• [What the exercise asks]
Scan the records for lines with the word "delta", and copy every such line.

[Dataset rows about figures]

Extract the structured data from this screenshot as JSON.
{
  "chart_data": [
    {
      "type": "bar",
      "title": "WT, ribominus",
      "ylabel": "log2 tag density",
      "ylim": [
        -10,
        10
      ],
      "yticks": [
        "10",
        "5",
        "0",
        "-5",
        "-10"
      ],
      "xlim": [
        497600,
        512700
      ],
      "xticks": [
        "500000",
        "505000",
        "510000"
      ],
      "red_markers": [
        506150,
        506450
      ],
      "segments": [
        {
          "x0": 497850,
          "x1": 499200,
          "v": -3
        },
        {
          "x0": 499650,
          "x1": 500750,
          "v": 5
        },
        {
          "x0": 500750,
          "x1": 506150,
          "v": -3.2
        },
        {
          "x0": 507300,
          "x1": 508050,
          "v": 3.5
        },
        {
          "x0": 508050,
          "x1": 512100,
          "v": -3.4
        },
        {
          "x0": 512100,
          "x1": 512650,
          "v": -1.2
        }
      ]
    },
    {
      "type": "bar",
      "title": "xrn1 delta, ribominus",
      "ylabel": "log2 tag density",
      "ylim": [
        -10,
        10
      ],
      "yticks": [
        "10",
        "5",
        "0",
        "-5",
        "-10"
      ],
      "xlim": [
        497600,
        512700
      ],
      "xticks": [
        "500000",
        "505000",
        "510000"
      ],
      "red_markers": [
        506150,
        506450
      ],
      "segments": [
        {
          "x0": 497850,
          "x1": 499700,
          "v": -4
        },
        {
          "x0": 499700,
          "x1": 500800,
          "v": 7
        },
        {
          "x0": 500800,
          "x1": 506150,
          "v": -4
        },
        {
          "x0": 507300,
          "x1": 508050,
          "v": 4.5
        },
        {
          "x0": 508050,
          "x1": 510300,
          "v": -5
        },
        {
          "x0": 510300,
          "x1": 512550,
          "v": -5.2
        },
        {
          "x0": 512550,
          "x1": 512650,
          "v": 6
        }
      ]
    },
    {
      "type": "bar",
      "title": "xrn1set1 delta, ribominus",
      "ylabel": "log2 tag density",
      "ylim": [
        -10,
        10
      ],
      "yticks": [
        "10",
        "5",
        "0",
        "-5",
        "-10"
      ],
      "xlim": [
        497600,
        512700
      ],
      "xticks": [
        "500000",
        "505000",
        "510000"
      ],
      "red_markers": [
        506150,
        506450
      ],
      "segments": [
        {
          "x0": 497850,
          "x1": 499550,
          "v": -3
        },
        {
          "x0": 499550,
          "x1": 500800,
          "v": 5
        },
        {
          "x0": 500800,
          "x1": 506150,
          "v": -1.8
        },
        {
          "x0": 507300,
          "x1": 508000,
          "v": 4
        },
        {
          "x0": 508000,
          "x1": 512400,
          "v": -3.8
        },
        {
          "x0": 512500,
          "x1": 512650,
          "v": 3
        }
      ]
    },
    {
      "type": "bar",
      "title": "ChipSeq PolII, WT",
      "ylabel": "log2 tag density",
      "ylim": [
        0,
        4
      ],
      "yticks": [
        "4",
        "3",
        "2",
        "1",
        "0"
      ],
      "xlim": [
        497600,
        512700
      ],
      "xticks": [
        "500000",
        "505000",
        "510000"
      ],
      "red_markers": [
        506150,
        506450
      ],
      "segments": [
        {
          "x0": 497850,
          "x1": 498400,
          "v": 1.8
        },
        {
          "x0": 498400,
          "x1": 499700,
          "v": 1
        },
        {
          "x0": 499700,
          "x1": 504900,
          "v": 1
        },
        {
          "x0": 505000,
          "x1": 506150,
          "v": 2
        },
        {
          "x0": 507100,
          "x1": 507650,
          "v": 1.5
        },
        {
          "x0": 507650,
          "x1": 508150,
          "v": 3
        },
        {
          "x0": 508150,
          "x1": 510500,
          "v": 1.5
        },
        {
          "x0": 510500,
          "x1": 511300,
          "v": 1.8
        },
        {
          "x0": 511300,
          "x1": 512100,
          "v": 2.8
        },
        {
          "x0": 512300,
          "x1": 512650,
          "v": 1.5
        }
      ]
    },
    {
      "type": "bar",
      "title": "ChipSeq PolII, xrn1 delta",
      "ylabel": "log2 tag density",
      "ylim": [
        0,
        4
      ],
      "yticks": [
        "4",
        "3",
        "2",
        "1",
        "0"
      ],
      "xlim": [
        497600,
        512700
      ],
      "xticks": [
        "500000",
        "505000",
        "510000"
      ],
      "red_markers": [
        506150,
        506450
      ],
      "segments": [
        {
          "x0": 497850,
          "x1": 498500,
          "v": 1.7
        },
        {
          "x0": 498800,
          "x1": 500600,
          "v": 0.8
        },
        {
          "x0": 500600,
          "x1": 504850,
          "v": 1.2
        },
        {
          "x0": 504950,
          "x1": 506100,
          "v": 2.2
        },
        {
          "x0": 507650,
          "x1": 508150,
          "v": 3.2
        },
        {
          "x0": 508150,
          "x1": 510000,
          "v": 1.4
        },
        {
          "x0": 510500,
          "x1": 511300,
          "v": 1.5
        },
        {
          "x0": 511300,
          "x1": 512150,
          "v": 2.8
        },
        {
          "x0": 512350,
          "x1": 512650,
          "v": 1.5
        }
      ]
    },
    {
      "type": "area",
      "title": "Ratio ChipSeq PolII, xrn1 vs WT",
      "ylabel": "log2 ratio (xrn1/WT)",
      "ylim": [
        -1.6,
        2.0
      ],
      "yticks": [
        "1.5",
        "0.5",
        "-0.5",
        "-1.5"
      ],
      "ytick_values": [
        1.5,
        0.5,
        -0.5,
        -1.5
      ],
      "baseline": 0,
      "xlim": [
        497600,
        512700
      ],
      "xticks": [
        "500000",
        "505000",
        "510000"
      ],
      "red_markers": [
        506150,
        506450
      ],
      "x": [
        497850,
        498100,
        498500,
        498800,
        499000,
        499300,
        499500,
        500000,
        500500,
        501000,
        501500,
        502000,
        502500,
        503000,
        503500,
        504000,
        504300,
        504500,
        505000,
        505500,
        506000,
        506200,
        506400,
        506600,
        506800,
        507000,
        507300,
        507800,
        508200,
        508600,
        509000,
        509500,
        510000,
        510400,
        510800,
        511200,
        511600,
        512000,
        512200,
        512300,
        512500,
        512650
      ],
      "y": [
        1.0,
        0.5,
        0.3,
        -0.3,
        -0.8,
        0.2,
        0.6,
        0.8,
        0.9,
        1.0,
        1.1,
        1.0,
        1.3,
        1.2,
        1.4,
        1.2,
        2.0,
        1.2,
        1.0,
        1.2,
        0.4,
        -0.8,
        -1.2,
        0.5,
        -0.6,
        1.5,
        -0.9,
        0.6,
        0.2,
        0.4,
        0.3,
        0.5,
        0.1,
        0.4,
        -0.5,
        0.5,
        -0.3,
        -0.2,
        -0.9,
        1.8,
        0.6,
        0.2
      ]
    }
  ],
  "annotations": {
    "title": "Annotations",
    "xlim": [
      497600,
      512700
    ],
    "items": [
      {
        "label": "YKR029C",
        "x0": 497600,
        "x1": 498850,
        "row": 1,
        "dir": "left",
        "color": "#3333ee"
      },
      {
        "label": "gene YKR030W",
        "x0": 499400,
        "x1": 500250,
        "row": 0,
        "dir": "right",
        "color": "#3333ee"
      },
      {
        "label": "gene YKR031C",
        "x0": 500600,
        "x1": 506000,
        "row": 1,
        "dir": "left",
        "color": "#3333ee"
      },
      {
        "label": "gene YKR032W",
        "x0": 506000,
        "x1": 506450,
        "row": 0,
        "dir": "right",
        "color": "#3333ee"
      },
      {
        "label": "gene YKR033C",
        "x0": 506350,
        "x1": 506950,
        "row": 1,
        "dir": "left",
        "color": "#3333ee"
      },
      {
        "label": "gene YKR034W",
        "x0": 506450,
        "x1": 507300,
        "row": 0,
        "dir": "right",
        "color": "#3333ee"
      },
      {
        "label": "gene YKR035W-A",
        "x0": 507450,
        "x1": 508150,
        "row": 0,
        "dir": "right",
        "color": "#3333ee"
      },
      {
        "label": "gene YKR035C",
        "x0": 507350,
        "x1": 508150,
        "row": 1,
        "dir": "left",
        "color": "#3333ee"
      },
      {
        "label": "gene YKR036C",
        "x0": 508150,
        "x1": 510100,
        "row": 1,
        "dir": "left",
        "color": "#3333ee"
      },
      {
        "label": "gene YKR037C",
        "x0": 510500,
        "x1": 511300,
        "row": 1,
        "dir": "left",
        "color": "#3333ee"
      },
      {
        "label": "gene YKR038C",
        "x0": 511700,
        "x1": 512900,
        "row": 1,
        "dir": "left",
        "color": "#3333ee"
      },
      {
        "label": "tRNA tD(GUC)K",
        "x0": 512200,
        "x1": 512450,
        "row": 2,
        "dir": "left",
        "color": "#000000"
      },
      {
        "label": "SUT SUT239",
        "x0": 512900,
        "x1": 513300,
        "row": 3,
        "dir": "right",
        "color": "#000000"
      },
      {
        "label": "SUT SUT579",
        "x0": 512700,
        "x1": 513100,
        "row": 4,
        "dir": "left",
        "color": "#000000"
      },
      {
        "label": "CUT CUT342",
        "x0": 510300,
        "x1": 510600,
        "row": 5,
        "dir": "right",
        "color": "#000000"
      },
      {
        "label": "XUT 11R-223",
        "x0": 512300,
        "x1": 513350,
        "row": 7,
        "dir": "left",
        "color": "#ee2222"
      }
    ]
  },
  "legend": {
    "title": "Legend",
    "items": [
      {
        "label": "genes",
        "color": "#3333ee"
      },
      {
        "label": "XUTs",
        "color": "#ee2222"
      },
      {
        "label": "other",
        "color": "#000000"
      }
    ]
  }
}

• [Answer to this problem]
      "title": "xrn1 delta, ribominus",
      "title": "xrn1set1 delta, ribominus",
      "title": "ChipSeq PolII, xrn1 delta",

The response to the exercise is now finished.